>>>

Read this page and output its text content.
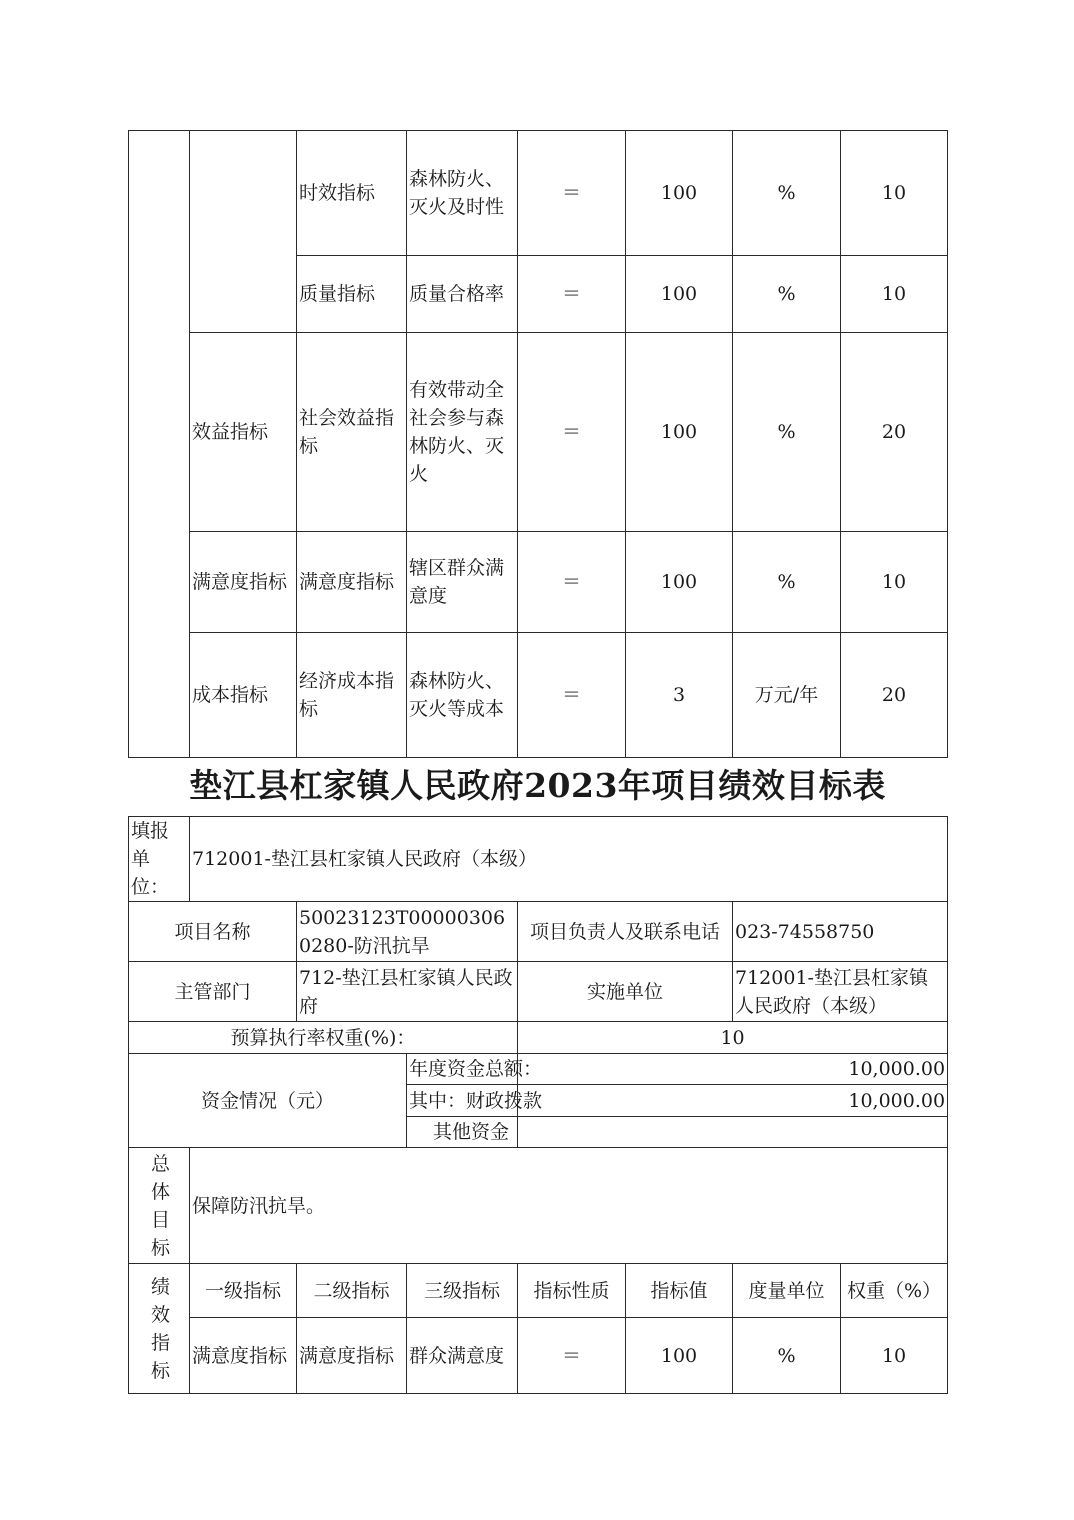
		时效指标	森林防火、灭火及时性	＝	100	%	10
		质量指标	质量合格率	＝	100	%	10
	效益指标	社会效益指标	有效带动全社会参与森林防火、灭火	＝	100	%	20
	满意度指标	满意度指标	辖区群众满意度	＝	100	%	10
	成本指标	经济成本指标	森林防火、灭火等成本	＝	3	万元/年	20
垫江县杠家镇人民政府2023年项目绩效目标表
填报单位：	712001-垫江县杠家镇人民政府（本级）						
项目名称		50023123T000003060280-防汛抗旱		项目负责人及联系电话		023-74558750	
主管部门		712-垫江县杠家镇人民政府		实施单位		712001-垫江县杠家镇人民政府（本级）	
预算执行率权重(%)：				10			
资金情况（元）			年度资金总额：	10,000.00			
			其中：财政拨款	10,000.00			
			其他资金				
总体目标	保障防汛抗旱。						
绩效指标	一级指标	二级指标	三级指标	指标性质	指标值	度量单位	权重（%）
	满意度指标	满意度指标	群众满意度	＝	100	%	10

<<<

WHAT IS REQUIRED
Repeat each record exactly as shown above, dropping all images.

TASK SOLUTION
Read this page and output its text content.
		时效指标	森林防火、灭火及时性	＝	100	%	10
		质量指标	质量合格率	＝	100	%	10
	效益指标	社会效益指标	有效带动全社会参与森林防火、灭火	＝	100	%	20
	满意度指标	满意度指标	辖区群众满意度	＝	100	%	10
	成本指标	经济成本指标	森林防火、灭火等成本	＝	3	万元/年	20
垫江县杠家镇人民政府2023年项目绩效目标表
填报单位：	712001-垫江县杠家镇人民政府（本级）						
项目名称		50023123T000003060280-防汛抗旱		项目负责人及联系电话		023-74558750	
主管部门		712-垫江县杠家镇人民政府		实施单位		712001-垫江县杠家镇人民政府（本级）	
预算执行率权重(%)：				10			
资金情况（元）			年度资金总额：	10,000.00			
			其中：财政拨款	10,000.00			
			其他资金				
总体目标	保障防汛抗旱。						
绩效指标	一级指标	二级指标	三级指标	指标性质	指标值	度量单位	权重（%）
	满意度指标	满意度指标	群众满意度	＝	100	%	10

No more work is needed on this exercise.